Data lines:

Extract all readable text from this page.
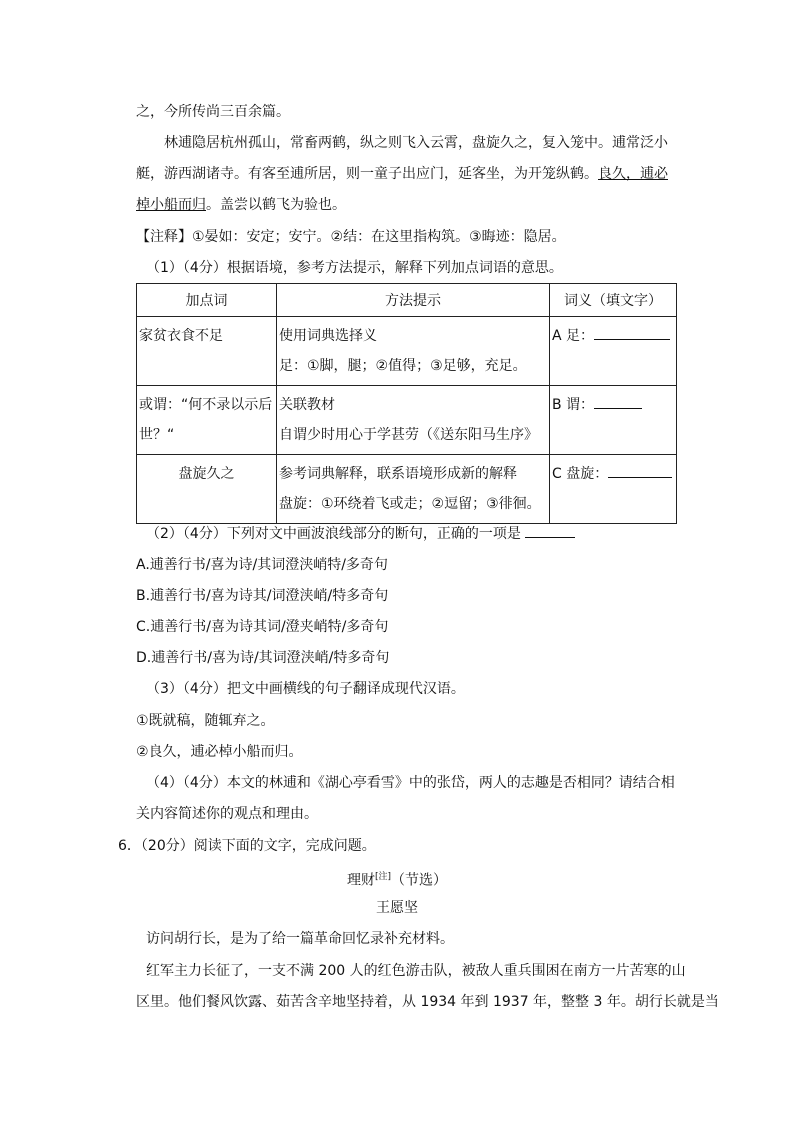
之，今所传尚三百余篇。
林逋隐居杭州孤山，常畜两鹤，纵之则飞入云霄，盘旋久之，复入笼中。逋常泛小
艇，游西湖诸寺。有客至逋所居，则一童子出应门，延客坐，为开笼纵鹤。良久，逋必
棹小船而归。盖尝以鹤飞为验也。
【注释】①晏如：安定；安宁。②结：在这里指构筑。③晦迹：隐居。
（1）（4分）根据语境，参考方法提示，解释下列加点词语的意思。
加点词	方法提示	词义（填文字）

家贫衣食不足	使用词典选择义
足：①脚，腿；②值得；③足够，充足。	A 足：

或谓：“何不录以示后世？“	关联教材
自谓少时用心于学甚劳（《送东阳马生序》	B 谓：

盘旋久之	参考词典解释，联系语境形成新的解释
盘旋：①环绕着飞或走；②逗留；③徘徊。	C 盘旋：
（2）（4分）下列对文中画波浪线部分的断句，正确的一项是
A.逋善行书/喜为诗/其词澄浃峭特/多奇句
B.逋善行书/喜为诗其/词澄浃峭/特多奇句
C.逋善行书/喜为诗其词/澄夹峭特/多奇句
D.逋善行书/喜为诗/其词澄浃峭/特多奇句
（3）（4分）把文中画横线的句子翻译成现代汉语。
①既就稿，随辄弃之。
②良久，逋必棹小船而归。
（4）（4分）本文的林逋和《湖心亭看雪》中的张岱，两人的志趣是否相同？请结合相
关内容简述你的观点和理由。
6．（20分）阅读下面的文字，完成问题。
理财[注]（节选）
王愿坚
访问胡行长，是为了给一篇革命回忆录补充材料。
红军主力长征了，一支不满 200 人的红色游击队，被敌人重兵围困在南方一片苦寒的山
区里。他们餐风饮露、茹苦含辛地坚持着，从 1934 年到 1937 年，整整 3 年。胡行长就是当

Goal: Print each line of the material above exactly, with the pictures removed from your copy.

Response below:
Extract all readable text from this page.
之，今所传尚三百余篇。
林逋隐居杭州孤山，常畜两鹤，纵之则飞入云霄，盘旋久之，复入笼中。逋常泛小
艇，游西湖诸寺。有客至逋所居，则一童子出应门，延客坐，为开笼纵鹤。良久，逋必
棹小船而归。盖尝以鹤飞为验也。
【注释】①晏如：安定；安宁。②结：在这里指构筑。③晦迹：隐居。
（1）（4分）根据语境，参考方法提示，解释下列加点词语的意思。
加点词	方法提示	词义（填文字）

家贫衣食不足	使用词典选择义
足：①脚，腿；②值得；③足够，充足。	A 足：

或谓：“何不录以示后世？“	关联教材
自谓少时用心于学甚劳（《送东阳马生序》	B 谓：

盘旋久之	参考词典解释，联系语境形成新的解释
盘旋：①环绕着飞或走；②逗留；③徘徊。	C 盘旋：
（2）（4分）下列对文中画波浪线部分的断句，正确的一项是
A.逋善行书/喜为诗/其词澄浃峭特/多奇句
B.逋善行书/喜为诗其/词澄浃峭/特多奇句
C.逋善行书/喜为诗其词/澄夹峭特/多奇句
D.逋善行书/喜为诗/其词澄浃峭/特多奇句
（3）（4分）把文中画横线的句子翻译成现代汉语。
①既就稿，随辄弃之。
②良久，逋必棹小船而归。
（4）（4分）本文的林逋和《湖心亭看雪》中的张岱，两人的志趣是否相同？请结合相
关内容简述你的观点和理由。
6．（20分）阅读下面的文字，完成问题。
理财[注]（节选）
王愿坚
访问胡行长，是为了给一篇革命回忆录补充材料。
红军主力长征了，一支不满 200 人的红色游击队，被敌人重兵围困在南方一片苦寒的山
区里。他们餐风饮露、茹苦含辛地坚持着，从 1934 年到 1937 年，整整 3 年。胡行长就是当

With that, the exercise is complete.